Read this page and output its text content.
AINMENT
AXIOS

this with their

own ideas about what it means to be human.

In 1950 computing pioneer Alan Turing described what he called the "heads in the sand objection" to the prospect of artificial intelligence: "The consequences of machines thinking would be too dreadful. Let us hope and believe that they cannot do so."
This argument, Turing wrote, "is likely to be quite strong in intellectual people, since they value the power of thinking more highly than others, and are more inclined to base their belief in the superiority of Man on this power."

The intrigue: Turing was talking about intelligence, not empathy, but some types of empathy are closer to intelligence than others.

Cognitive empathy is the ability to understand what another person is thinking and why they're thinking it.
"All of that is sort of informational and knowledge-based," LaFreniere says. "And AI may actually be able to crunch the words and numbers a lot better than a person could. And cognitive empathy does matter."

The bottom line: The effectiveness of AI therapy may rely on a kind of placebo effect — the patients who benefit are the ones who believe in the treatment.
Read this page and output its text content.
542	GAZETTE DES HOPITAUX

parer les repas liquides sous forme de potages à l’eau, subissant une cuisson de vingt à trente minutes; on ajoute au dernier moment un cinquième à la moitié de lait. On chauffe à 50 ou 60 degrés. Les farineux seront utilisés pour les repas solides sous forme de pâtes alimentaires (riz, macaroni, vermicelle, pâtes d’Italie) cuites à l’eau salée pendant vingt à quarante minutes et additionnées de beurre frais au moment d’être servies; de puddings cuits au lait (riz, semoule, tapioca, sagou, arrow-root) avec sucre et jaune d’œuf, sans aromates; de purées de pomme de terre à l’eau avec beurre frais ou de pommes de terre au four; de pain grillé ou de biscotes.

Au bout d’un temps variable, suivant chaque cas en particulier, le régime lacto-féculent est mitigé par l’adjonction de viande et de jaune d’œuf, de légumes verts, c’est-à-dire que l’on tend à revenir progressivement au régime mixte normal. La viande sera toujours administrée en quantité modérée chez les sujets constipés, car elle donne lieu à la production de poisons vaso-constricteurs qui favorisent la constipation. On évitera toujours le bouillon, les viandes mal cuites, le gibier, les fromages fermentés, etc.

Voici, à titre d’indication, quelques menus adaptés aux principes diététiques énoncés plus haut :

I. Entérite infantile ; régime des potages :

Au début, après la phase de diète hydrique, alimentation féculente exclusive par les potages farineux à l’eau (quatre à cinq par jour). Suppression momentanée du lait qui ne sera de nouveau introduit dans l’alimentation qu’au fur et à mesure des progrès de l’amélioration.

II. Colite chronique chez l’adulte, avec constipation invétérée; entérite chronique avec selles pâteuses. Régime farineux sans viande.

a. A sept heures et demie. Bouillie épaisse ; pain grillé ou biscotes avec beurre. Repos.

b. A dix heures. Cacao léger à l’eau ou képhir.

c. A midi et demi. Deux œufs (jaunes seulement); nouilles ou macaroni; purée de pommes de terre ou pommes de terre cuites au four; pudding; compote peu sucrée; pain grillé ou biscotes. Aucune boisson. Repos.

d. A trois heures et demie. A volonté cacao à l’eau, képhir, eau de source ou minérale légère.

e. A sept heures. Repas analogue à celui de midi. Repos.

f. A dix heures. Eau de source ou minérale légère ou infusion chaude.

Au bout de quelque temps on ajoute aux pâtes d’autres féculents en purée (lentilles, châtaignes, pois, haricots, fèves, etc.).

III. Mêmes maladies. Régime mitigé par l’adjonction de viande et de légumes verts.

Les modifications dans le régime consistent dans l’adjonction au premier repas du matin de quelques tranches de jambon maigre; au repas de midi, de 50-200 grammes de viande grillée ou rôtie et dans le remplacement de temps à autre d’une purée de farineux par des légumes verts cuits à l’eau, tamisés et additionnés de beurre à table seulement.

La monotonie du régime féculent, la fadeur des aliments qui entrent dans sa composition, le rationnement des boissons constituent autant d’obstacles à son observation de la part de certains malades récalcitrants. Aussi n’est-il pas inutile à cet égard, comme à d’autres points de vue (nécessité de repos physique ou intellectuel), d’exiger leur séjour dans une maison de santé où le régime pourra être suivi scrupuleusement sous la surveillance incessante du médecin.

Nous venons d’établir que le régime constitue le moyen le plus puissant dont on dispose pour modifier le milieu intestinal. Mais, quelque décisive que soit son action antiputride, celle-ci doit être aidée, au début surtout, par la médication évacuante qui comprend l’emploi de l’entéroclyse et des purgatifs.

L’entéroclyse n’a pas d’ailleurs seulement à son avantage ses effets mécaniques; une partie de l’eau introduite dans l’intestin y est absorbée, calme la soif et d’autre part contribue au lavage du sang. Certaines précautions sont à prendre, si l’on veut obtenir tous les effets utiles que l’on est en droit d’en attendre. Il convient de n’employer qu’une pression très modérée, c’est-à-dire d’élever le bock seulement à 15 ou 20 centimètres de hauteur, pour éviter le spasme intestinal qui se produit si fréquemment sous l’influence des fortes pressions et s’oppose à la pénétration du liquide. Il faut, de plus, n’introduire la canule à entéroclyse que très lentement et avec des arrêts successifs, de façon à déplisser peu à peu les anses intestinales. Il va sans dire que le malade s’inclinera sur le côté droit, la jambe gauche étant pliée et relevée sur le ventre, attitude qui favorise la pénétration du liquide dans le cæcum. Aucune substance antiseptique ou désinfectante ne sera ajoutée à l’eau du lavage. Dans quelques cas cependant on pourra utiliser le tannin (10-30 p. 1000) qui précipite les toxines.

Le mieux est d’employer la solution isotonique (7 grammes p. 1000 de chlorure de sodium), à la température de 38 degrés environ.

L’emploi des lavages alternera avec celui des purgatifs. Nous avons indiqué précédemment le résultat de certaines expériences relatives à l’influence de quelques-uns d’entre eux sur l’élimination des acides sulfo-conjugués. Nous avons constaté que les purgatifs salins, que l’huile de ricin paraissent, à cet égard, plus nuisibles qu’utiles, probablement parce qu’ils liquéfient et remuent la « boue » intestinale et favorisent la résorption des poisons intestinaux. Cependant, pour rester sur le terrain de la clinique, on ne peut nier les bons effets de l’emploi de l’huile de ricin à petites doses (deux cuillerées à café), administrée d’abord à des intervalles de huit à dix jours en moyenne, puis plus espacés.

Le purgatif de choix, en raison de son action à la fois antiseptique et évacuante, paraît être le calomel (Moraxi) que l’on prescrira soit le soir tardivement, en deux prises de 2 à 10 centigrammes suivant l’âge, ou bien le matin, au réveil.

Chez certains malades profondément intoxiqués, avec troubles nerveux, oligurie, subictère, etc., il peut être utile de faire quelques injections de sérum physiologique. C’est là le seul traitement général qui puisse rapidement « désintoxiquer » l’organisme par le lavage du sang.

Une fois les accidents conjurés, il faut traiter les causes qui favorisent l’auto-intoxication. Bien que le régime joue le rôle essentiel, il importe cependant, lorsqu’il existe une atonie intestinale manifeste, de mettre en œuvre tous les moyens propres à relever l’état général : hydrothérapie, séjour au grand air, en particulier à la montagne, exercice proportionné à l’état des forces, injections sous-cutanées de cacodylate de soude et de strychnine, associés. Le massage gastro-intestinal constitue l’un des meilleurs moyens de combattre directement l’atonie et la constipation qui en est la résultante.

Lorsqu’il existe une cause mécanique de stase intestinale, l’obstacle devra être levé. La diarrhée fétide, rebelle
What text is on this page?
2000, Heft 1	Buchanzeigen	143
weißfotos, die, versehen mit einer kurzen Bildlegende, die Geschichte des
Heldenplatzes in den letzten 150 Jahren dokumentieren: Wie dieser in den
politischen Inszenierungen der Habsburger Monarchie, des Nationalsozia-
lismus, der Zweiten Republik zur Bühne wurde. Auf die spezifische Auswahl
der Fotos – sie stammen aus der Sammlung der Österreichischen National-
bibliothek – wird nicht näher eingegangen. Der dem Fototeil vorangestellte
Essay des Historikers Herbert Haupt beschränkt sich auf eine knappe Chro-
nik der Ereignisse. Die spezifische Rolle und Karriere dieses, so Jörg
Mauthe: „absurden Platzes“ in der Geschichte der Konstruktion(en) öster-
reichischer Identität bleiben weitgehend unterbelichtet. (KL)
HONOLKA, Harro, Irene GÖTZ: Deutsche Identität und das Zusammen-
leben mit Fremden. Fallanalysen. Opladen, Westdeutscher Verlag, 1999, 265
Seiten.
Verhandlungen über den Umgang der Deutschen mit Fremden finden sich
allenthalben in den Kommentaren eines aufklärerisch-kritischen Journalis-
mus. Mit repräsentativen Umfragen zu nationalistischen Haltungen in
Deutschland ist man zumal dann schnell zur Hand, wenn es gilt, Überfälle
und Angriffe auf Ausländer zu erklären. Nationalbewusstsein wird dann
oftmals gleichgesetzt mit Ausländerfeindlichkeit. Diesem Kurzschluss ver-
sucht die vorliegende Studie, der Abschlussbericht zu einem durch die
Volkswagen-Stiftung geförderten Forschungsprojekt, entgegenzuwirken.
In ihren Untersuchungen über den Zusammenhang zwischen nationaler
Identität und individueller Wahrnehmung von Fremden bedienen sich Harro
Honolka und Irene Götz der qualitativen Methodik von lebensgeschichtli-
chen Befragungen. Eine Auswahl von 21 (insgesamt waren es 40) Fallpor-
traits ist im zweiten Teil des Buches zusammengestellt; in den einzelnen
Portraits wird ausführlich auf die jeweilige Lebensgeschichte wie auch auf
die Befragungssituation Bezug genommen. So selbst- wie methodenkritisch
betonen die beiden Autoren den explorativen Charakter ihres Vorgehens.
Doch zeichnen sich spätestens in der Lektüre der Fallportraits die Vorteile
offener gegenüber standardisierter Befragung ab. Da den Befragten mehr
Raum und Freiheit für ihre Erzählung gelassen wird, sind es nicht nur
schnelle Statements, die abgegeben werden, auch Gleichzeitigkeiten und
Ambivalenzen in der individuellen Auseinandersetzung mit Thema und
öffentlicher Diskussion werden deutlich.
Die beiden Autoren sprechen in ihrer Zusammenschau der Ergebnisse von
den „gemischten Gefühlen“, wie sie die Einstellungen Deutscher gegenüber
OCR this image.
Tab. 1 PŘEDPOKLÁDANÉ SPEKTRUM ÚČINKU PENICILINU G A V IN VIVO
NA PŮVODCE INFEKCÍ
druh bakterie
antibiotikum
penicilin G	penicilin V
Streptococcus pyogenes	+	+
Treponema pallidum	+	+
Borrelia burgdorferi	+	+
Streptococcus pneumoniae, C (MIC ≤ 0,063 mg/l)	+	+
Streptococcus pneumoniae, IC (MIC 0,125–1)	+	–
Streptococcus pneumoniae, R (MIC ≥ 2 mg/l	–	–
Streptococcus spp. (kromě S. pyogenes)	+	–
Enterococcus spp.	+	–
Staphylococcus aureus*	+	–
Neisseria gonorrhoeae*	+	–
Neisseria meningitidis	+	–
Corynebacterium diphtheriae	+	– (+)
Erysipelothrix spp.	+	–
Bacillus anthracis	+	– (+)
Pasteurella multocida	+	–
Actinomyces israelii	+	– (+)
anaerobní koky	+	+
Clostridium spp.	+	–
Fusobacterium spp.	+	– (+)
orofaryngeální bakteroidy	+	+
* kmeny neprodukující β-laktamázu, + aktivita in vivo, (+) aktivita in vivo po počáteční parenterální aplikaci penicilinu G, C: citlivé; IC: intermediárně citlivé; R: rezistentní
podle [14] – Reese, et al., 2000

◇ ◇ ◇ ◇ ◇

Exercise aim:
Reading through the preceding records, tally each line that holds the word "thinking" and give the tally by itself.

Result of the exercise:
3